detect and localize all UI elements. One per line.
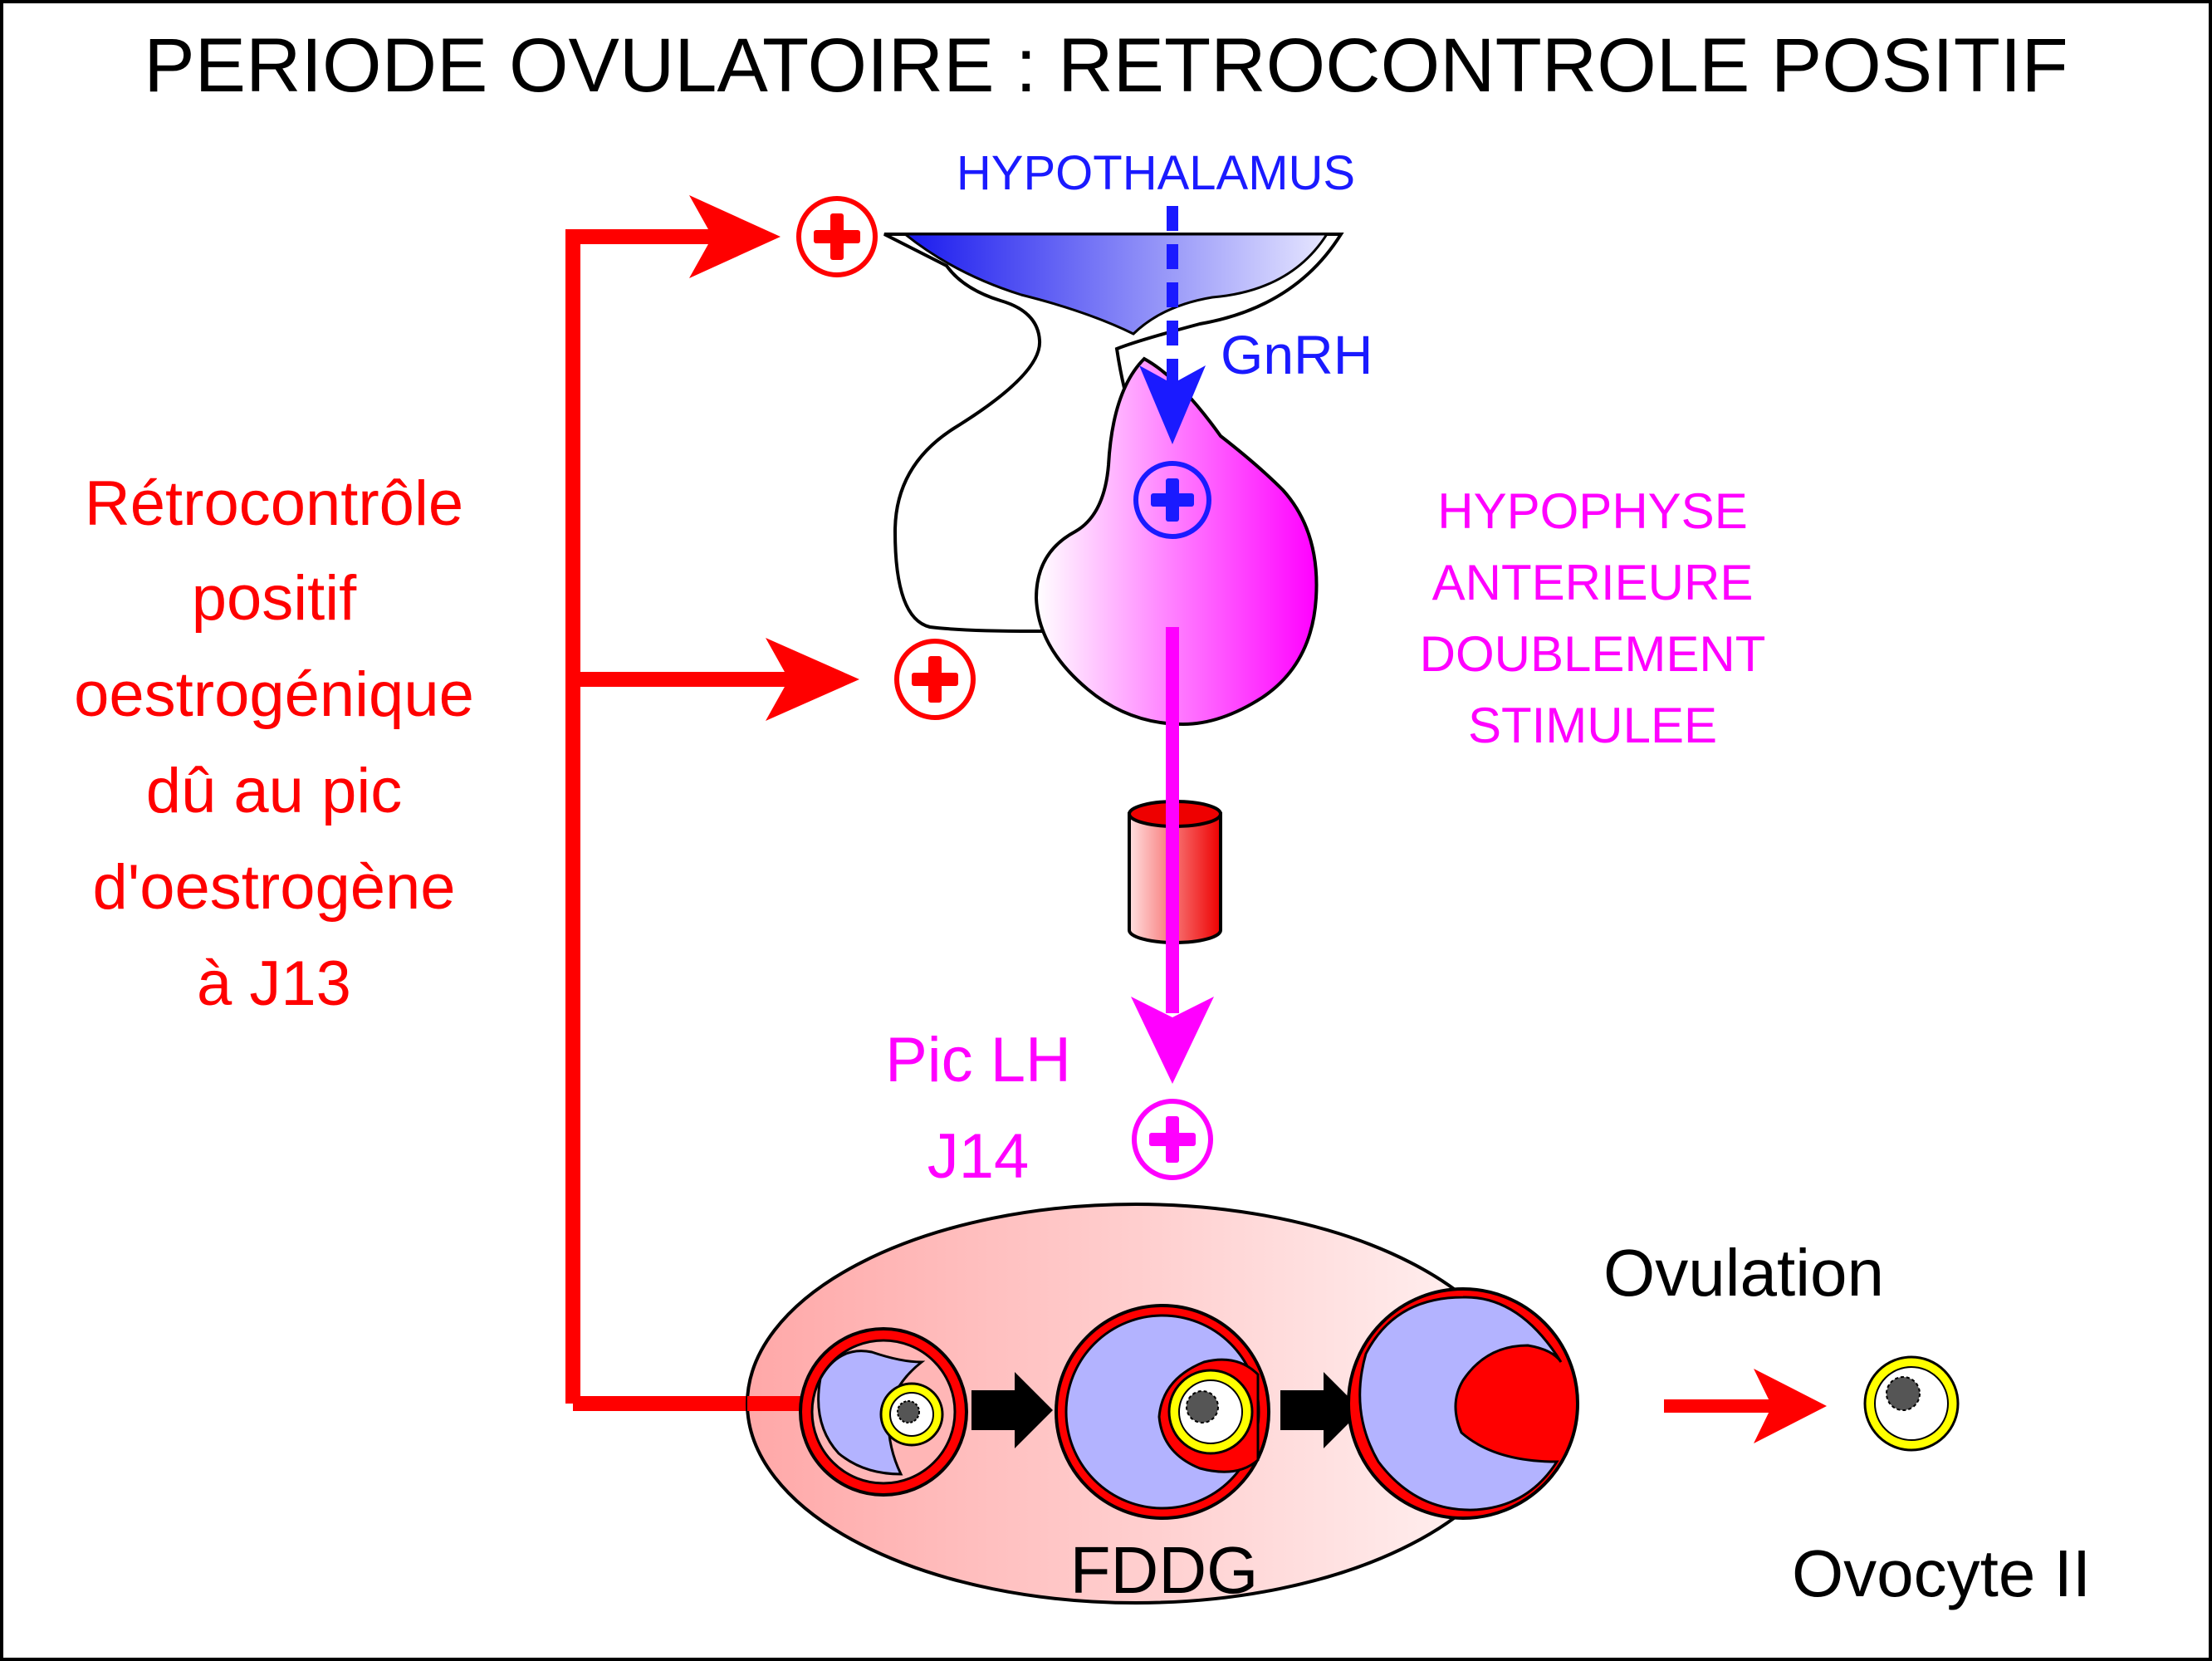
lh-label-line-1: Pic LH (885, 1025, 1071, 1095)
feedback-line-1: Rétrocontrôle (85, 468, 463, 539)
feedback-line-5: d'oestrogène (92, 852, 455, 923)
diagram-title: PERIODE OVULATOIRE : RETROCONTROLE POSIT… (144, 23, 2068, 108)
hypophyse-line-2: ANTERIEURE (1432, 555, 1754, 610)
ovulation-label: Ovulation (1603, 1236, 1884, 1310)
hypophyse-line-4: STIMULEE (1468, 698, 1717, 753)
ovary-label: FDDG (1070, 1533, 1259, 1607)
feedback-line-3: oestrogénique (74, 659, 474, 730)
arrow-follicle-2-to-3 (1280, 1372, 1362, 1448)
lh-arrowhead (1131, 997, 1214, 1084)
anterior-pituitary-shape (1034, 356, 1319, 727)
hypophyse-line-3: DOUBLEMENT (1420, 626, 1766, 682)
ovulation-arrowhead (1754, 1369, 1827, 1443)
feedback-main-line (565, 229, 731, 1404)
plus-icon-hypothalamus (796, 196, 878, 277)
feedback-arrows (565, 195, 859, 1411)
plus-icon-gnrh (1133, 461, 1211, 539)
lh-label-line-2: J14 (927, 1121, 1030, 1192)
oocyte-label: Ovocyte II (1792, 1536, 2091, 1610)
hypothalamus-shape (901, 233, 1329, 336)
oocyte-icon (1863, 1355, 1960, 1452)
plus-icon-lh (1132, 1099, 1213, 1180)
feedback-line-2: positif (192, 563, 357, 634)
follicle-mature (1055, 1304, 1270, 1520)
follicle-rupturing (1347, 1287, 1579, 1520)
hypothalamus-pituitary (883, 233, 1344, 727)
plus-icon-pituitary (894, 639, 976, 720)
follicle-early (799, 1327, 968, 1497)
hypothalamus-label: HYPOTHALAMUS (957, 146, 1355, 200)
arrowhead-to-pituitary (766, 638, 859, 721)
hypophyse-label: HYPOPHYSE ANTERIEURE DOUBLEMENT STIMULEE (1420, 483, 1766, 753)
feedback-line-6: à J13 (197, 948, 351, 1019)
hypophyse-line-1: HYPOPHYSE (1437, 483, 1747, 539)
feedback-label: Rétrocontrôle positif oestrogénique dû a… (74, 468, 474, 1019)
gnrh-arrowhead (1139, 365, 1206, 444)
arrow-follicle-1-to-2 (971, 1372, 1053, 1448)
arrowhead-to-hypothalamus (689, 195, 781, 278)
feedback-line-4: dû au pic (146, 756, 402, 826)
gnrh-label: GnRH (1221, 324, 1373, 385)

★ ★ ★

**THE TASK:** Can you write out the lines from the one containing "lh-label-line-1: Pic LH" up to and including the one containing "hypophyse-line-4: STIMULEE (1468, 698, 1717, 753)", each one exactly as it appears?

**COMPLETE OUTPUT:**
lh-label-line-1: Pic LH (885, 1025, 1071, 1095)
feedback-line-1: Rétrocontrôle (85, 468, 463, 539)
feedback-line-5: d'oestrogène (92, 852, 455, 923)
diagram-title: PERIODE OVULATOIRE : RETROCONTROLE POSIT… (144, 23, 2068, 108)
hypophyse-line-2: ANTERIEURE (1432, 555, 1754, 610)
ovulation-label: Ovulation (1603, 1236, 1884, 1310)
hypophyse-line-4: STIMULEE (1468, 698, 1717, 753)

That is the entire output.